▶ **Supplied text**
To my friends and all our supporters,

Let me try a few cleansing breaths before all of this.

First, I am deeply moved by the love, commitment and creativity to help honor our plight and support our fight. Thank you all so much and I apologize to all of my friends who I have not responded to as of yet. We all are overwhelmed here in Tucson and I need a new email system for organizing all the love. Muchismas gracias y Tlazocamatli.

This week has provided more challenges. The teachers have still not received specific guidelines for curriculum and pedagogical changes that need to be made in order to be in compliance of the law. TUSD leadership has asked the site administrators on each campus where our classes are taught to lead the process which means that my colleagues and I are all separated from each other, and have not yet come together as a group since the destruction of our program. It also is a way to divide and conquer since we are all struggling at our individual sites for clarity and consistency.

To be more specific, I meet alone with my site administration, with only my union representative as support, but separated from my MAS colleagues who also work at my school. The district leadership has done this move to wash their hands of us and any accountability to us. However, they continue to send out press releases that claim that books that are now boxed in a warehouse are not banned, and that anyone can teach critical issues like race, ethnicity, oppression, and cultura, but do not mention the exception being the censored teachers in the MAS program. The double speak is unseemly and lacks honor. I am so happy that our friends around the nation are holding them accountable since the power structure in Tucson has made sure the local media tows the line. This has been the case for years.

What I can tell you is that TUSD has decreed that anything taught from a Mexican American Studies perspective is illegal and must be eliminated immediately. Of course, they have yet to define what that means, but here’s an example of what happened to an essay prompt that I had distributed prior to January 10th.

▶ **Data section**

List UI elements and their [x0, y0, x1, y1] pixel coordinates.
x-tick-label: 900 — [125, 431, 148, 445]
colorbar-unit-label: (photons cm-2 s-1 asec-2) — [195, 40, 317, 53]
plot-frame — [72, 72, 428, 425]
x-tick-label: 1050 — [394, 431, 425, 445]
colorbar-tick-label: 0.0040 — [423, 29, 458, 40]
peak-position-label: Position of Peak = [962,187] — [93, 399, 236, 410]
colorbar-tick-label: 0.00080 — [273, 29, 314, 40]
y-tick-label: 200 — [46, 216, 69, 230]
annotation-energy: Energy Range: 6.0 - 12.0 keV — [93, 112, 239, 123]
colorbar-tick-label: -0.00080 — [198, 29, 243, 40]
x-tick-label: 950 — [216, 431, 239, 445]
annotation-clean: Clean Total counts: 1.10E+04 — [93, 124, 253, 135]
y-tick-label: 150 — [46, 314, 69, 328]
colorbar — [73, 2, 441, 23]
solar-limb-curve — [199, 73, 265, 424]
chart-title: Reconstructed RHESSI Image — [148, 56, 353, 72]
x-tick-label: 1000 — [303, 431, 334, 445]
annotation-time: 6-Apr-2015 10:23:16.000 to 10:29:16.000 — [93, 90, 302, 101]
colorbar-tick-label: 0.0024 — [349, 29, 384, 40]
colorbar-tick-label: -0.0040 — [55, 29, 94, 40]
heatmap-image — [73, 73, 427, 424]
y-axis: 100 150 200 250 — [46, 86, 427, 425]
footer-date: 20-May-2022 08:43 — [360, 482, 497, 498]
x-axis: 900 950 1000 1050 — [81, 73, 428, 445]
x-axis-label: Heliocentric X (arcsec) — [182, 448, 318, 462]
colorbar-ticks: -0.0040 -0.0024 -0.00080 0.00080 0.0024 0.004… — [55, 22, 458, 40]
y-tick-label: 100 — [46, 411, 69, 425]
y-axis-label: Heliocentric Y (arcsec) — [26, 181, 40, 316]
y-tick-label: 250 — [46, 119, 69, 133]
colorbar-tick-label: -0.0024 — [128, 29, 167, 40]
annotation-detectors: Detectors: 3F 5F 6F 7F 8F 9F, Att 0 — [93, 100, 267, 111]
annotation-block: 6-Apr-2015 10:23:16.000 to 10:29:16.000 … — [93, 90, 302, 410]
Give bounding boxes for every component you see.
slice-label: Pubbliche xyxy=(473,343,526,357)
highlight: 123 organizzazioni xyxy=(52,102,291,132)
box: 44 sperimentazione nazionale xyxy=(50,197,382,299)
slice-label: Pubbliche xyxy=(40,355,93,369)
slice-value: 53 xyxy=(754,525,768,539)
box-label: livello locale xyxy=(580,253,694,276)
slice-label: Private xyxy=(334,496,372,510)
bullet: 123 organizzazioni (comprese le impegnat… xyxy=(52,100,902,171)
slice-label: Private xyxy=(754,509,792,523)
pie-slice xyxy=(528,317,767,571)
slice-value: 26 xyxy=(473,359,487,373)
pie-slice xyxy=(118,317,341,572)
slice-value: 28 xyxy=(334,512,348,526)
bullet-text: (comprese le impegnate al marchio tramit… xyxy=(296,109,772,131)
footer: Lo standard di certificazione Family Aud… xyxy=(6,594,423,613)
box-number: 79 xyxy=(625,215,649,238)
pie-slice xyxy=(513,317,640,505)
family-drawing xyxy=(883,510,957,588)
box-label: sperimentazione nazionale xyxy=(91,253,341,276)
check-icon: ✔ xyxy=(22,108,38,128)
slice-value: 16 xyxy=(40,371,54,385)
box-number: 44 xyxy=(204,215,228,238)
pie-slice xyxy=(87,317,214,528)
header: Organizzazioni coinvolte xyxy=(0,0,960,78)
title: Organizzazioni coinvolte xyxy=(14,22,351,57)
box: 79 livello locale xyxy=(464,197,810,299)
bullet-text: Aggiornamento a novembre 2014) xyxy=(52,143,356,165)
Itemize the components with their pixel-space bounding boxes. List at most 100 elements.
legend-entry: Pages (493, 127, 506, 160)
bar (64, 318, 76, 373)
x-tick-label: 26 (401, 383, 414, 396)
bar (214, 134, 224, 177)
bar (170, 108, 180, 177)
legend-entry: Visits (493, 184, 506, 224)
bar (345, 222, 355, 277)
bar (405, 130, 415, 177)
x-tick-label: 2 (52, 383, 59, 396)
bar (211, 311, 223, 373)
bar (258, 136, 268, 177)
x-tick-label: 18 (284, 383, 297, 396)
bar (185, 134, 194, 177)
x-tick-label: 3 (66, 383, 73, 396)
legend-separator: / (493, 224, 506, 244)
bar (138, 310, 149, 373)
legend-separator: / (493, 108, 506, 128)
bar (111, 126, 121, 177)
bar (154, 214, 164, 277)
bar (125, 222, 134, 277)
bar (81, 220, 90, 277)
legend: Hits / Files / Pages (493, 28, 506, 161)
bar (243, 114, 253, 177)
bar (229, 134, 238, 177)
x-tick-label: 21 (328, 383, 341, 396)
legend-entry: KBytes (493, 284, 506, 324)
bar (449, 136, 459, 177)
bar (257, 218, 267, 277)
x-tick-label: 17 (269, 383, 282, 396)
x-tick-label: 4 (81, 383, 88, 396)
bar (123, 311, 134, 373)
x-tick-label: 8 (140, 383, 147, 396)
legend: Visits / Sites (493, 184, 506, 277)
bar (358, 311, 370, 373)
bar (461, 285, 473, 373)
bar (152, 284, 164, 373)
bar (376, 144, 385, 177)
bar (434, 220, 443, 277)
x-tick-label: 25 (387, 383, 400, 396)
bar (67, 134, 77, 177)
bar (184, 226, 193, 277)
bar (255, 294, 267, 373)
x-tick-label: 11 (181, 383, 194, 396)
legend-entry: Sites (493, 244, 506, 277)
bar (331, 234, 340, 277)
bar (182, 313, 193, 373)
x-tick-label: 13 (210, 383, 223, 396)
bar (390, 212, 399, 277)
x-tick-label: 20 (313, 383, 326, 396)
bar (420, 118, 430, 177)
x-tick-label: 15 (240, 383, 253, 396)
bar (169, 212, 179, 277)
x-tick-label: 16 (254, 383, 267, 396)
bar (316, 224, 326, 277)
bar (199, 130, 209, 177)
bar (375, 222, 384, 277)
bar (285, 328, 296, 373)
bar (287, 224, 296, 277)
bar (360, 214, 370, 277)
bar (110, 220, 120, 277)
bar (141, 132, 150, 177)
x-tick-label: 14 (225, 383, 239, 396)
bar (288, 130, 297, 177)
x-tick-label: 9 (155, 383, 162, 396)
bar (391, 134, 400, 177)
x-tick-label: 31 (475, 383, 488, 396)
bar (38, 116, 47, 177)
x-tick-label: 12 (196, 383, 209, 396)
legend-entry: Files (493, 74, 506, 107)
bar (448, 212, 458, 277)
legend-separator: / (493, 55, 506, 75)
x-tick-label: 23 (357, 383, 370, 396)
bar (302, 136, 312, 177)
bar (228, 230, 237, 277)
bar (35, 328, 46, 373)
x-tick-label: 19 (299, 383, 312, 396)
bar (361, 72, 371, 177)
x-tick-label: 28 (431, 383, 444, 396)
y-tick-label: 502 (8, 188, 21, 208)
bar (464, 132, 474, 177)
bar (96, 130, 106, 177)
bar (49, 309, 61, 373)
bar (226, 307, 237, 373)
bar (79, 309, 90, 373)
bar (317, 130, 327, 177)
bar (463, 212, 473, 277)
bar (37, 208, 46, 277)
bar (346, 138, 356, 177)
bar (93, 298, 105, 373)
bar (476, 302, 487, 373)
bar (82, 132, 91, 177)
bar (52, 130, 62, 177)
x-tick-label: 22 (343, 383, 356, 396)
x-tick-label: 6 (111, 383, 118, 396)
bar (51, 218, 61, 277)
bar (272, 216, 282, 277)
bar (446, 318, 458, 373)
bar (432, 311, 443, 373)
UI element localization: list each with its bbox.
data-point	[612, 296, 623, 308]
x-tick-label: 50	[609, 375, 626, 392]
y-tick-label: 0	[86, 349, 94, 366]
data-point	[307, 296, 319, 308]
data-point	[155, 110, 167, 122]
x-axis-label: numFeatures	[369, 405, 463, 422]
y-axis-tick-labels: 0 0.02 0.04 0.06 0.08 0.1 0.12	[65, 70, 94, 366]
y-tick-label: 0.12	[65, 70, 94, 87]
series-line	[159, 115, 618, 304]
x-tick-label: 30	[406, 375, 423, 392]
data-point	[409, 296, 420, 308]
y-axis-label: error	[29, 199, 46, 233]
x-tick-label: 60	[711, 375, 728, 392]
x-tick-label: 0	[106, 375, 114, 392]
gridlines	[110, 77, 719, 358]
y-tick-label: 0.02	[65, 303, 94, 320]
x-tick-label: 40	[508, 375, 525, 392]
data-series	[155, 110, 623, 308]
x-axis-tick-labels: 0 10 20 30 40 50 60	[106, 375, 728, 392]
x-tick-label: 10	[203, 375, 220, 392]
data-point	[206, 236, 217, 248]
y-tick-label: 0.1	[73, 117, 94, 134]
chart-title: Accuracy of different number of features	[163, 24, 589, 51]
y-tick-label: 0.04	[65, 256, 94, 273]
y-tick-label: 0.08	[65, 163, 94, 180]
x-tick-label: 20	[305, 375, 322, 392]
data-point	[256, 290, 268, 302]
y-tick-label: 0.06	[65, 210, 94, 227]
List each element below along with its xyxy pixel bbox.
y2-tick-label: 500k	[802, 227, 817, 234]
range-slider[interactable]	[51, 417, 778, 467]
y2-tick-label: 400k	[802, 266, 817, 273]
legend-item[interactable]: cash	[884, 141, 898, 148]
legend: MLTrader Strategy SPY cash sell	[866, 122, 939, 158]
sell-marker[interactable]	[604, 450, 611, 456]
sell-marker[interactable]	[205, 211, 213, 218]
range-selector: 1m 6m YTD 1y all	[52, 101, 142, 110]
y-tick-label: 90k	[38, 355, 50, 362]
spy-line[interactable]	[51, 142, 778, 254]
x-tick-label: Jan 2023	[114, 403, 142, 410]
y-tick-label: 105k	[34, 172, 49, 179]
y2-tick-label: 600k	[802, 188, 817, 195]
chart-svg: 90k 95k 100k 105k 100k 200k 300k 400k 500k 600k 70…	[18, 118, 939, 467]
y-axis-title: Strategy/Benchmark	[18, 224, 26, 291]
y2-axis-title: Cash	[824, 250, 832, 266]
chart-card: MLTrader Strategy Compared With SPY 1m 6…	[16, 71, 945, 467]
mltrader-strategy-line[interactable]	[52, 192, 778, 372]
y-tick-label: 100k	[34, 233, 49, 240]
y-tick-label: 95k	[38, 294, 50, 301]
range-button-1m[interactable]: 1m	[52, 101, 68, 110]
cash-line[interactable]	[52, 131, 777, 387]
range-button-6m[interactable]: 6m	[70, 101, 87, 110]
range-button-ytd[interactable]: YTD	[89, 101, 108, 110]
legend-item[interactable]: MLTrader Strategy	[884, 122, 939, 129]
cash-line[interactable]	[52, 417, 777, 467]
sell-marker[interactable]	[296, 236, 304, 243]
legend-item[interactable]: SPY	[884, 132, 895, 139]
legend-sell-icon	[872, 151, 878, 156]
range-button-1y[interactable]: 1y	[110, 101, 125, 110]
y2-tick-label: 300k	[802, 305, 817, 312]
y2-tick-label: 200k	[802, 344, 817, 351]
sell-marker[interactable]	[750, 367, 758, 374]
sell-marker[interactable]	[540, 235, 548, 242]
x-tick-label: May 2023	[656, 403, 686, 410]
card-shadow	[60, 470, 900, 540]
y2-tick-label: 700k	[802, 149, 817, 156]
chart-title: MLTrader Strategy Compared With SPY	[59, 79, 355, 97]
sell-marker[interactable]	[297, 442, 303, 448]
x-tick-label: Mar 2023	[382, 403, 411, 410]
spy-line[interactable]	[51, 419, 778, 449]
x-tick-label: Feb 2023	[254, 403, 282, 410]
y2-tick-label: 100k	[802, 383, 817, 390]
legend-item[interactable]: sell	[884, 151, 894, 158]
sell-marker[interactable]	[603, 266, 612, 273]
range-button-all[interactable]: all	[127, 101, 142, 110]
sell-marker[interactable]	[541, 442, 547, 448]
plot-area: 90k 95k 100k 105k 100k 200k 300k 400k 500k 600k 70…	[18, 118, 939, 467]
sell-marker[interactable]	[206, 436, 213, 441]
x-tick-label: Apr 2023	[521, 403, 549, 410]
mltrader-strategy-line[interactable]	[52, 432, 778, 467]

▶ **Stated problem A**
In the letter about the Mexican American Studies program in Tucson, list the critical issues that the district's press releases say anyone can teach.
▶ **Stated problem B**
Write the next part of the letter about the Mexican American Studies program in Tucson, picking up right after its final sentence.

▶ **Exercise output A**
race, ethnicity, oppression, cultura

▶ **Exercise output B**
{Chicano playwright Luis Valdez once stated that his art was meant to, “…inspire the audience to social action. Illuminate specific points about social problems. Satirize the opposition. Show or hint at a solution. Express what people are feeling.” The novel So Far From God presents many moments of social and political commentary.} Select an issue that you believe Ana Castillo was attempting to illuminate for her audience and write a literary analysis of how that theme is explored in the novel. Remember to use direct citations from the novel to support your ideas and theories.


{Culture can play a significant role within a work of fiction. For generations in this country, the literature studied in English or literature classes rarely represented the lives and history of Mexican-Americans.} In a formal literary analysis, discuss what makes So Far From God a Chican@ novel and how this might influence the experience of the reader. Remember to use direct citations from the novel to support your ideas and theories.

The brackets indicate what I had to edit since the statements were found to be too leading toward a Mexican American Studies perspective. In plainer terms, they are illegal and out of compliance. A quote from a great literary figure, Luis Valdez, is now illegal, and a fact about education in our nation’s history is also illegal.

You can imagine how we are feeling, especially without any clear guidance to what is now legal and what is not, and what makes matters worse is that TUSD expects us to move forward and redesign our entire curriculum and pedagogy to be in compliance.

I cannot speak for all my colleagues but it has become clear to me that I must abandon nearly everything I used to do in the classroom and become “born again” as a teacher. At least for the foreseeable future, since the list of individuals that are waiting to pounce upon us at our first wrong step is long and filled with powerful figures.

However, we have not lost faith that we will overcome all of these atrocious, absurd, and abusive actions to our students and to learning environment centered upon love and academic excellence. Our students have already learned so much this year and this process is teaching them so much more. They are restless, ready to act and eager for their voices to be heard, and our community is equally supportive to their desires. Our lawsuit moves forward and the unconstitutionality of the law will be debated before Judge A. Wallace Tashima. Three of the four men who voted to disband our program will be accountable on November 6th since their seats on the school board are up this election. We are strong in spirit that a better day is ahead.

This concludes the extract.